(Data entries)
--------

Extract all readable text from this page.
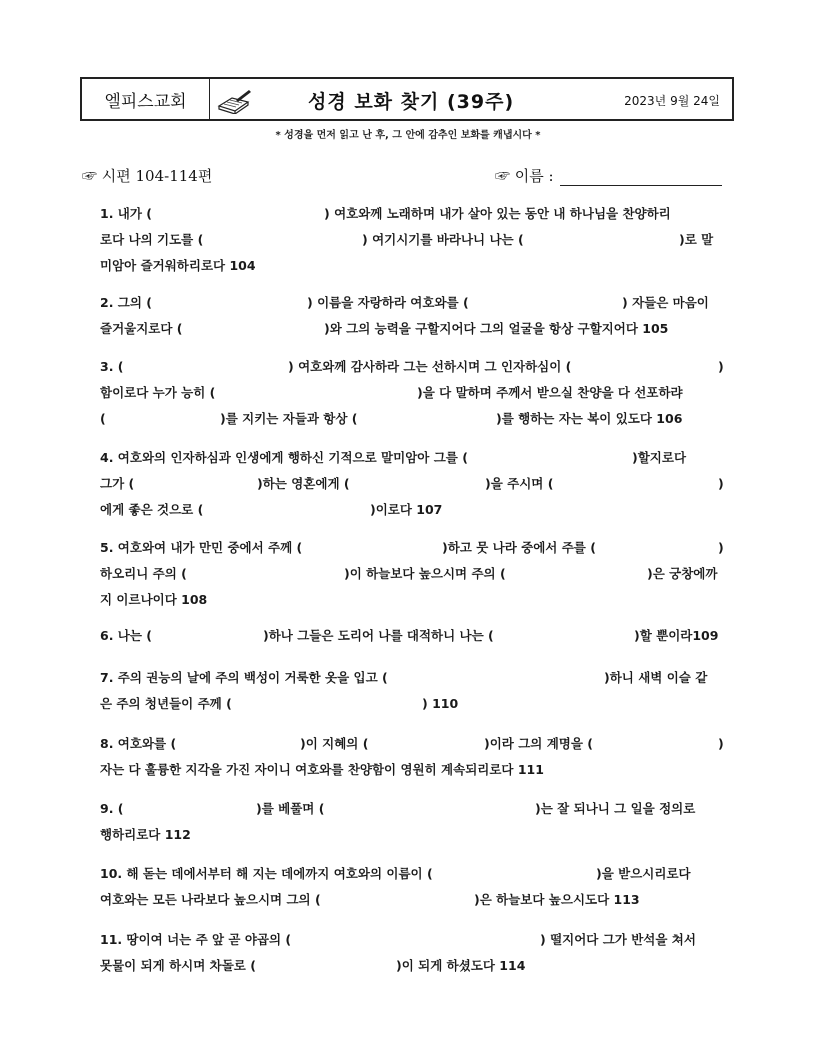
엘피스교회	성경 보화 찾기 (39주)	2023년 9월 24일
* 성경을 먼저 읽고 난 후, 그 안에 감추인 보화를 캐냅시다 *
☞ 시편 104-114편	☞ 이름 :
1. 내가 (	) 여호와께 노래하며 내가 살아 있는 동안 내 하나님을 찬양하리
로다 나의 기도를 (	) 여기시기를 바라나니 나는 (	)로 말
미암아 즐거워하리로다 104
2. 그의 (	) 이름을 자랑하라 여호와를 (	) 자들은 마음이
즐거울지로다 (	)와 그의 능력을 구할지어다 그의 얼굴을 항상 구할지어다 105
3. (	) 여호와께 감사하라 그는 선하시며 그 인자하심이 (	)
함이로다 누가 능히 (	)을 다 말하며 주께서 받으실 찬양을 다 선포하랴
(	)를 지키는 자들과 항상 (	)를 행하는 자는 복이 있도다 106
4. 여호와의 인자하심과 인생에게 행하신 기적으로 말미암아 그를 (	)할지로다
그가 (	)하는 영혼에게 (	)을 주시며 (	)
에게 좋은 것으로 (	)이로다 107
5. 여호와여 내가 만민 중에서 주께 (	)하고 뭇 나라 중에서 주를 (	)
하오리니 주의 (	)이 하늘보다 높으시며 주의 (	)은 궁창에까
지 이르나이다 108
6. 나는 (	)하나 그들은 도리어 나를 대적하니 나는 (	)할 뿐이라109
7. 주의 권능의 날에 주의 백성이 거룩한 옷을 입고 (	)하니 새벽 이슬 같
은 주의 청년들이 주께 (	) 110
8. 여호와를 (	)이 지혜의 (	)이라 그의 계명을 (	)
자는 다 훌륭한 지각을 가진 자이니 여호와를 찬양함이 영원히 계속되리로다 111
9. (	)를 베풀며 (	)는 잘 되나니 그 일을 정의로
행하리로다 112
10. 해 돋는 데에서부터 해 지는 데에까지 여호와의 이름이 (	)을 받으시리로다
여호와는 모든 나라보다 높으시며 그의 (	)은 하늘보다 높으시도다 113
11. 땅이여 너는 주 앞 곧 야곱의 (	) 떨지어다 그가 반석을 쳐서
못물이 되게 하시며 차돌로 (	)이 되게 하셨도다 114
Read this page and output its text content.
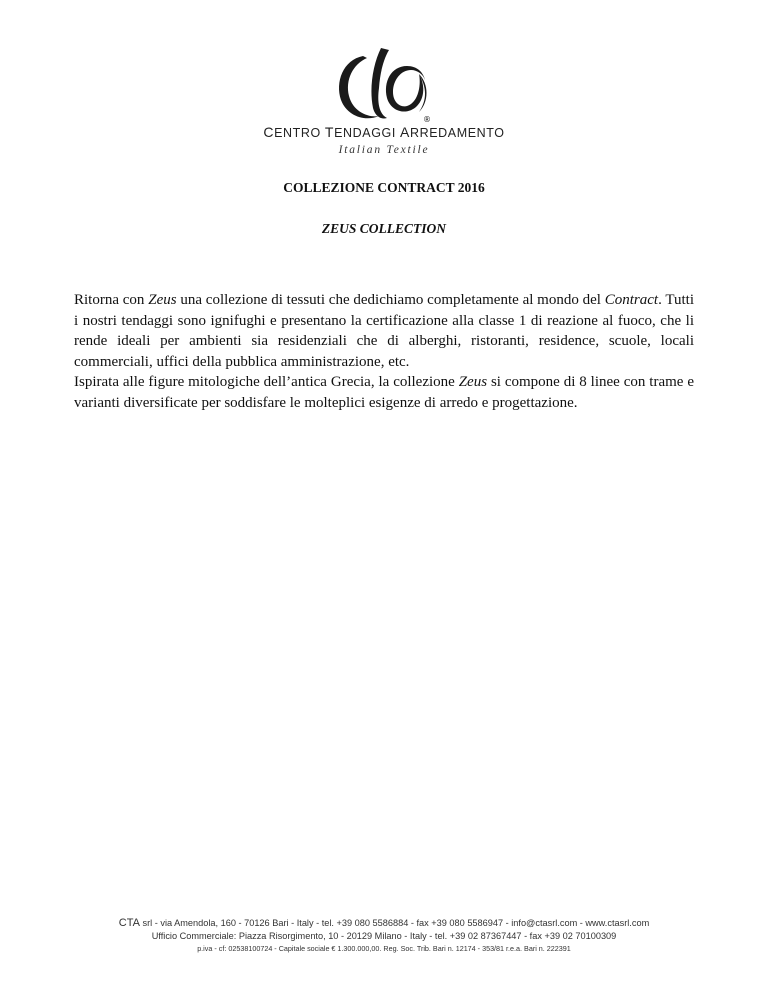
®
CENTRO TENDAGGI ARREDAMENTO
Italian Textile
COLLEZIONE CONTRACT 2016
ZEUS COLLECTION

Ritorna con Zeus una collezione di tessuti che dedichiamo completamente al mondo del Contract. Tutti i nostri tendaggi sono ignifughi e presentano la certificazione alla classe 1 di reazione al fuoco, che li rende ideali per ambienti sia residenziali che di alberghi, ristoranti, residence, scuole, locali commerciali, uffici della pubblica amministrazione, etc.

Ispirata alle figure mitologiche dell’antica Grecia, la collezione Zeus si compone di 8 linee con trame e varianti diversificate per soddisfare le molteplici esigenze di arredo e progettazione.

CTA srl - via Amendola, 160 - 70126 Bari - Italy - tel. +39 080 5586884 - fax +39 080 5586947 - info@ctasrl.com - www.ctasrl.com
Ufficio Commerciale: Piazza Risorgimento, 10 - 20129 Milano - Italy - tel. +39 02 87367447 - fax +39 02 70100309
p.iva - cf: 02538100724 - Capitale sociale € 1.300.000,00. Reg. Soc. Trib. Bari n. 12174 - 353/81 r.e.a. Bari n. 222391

--------

• What is expected: Reproduce every record word for word. The copy must contain no pictures.

• Answer:
Extract all readable text from this page.
엘피스교회	성경 보화 찾기 (39주)	2023년 9월 24일
* 성경을 먼저 읽고 난 후, 그 안에 감추인 보화를 캐냅시다 *
☞ 시편 104-114편	☞ 이름 :
1. 내가 (	) 여호와께 노래하며 내가 살아 있는 동안 내 하나님을 찬양하리
로다 나의 기도를 (	) 여기시기를 바라나니 나는 (	)로 말
미암아 즐거워하리로다 104
2. 그의 (	) 이름을 자랑하라 여호와를 (	) 자들은 마음이
즐거울지로다 (	)와 그의 능력을 구할지어다 그의 얼굴을 항상 구할지어다 105
3. (	) 여호와께 감사하라 그는 선하시며 그 인자하심이 (	)
함이로다 누가 능히 (	)을 다 말하며 주께서 받으실 찬양을 다 선포하랴
(	)를 지키는 자들과 항상 (	)를 행하는 자는 복이 있도다 106
4. 여호와의 인자하심과 인생에게 행하신 기적으로 말미암아 그를 (	)할지로다
그가 (	)하는 영혼에게 (	)을 주시며 (	)
에게 좋은 것으로 (	)이로다 107
5. 여호와여 내가 만민 중에서 주께 (	)하고 뭇 나라 중에서 주를 (	)
하오리니 주의 (	)이 하늘보다 높으시며 주의 (	)은 궁창에까
지 이르나이다 108
6. 나는 (	)하나 그들은 도리어 나를 대적하니 나는 (	)할 뿐이라109
7. 주의 권능의 날에 주의 백성이 거룩한 옷을 입고 (	)하니 새벽 이슬 같
은 주의 청년들이 주께 (	) 110
8. 여호와를 (	)이 지혜의 (	)이라 그의 계명을 (	)
자는 다 훌륭한 지각을 가진 자이니 여호와를 찬양함이 영원히 계속되리로다 111
9. (	)를 베풀며 (	)는 잘 되나니 그 일을 정의로
행하리로다 112
10. 해 돋는 데에서부터 해 지는 데에까지 여호와의 이름이 (	)을 받으시리로다
여호와는 모든 나라보다 높으시며 그의 (	)은 하늘보다 높으시도다 113
11. 땅이여 너는 주 앞 곧 야곱의 (	) 떨지어다 그가 반석을 쳐서
못물이 되게 하시며 차돌로 (	)이 되게 하셨도다 114
Read this page and output its text content.
®
CENTRO TENDAGGI ARREDAMENTO
Italian Textile
COLLEZIONE CONTRACT 2016
ZEUS COLLECTION

Ritorna con Zeus una collezione di tessuti che dedichiamo completamente al mondo del Contract. Tutti i nostri tendaggi sono ignifughi e presentano la certificazione alla classe 1 di reazione al fuoco, che li rende ideali per ambienti sia residenziali che di alberghi, ristoranti, residence, scuole, locali commerciali, uffici della pubblica amministrazione, etc.

Ispirata alle figure mitologiche dell’antica Grecia, la collezione Zeus si compone di 8 linee con trame e varianti diversificate per soddisfare le molteplici esigenze di arredo e progettazione.

CTA srl - via Amendola, 160 - 70126 Bari - Italy - tel. +39 080 5586884 - fax +39 080 5586947 - info@ctasrl.com - www.ctasrl.com
Ufficio Commerciale: Piazza Risorgimento, 10 - 20129 Milano - Italy - tel. +39 02 87367447 - fax +39 02 70100309
p.iva - cf: 02538100724 - Capitale sociale € 1.300.000,00. Reg. Soc. Trib. Bari n. 12174 - 353/81 r.e.a. Bari n. 222391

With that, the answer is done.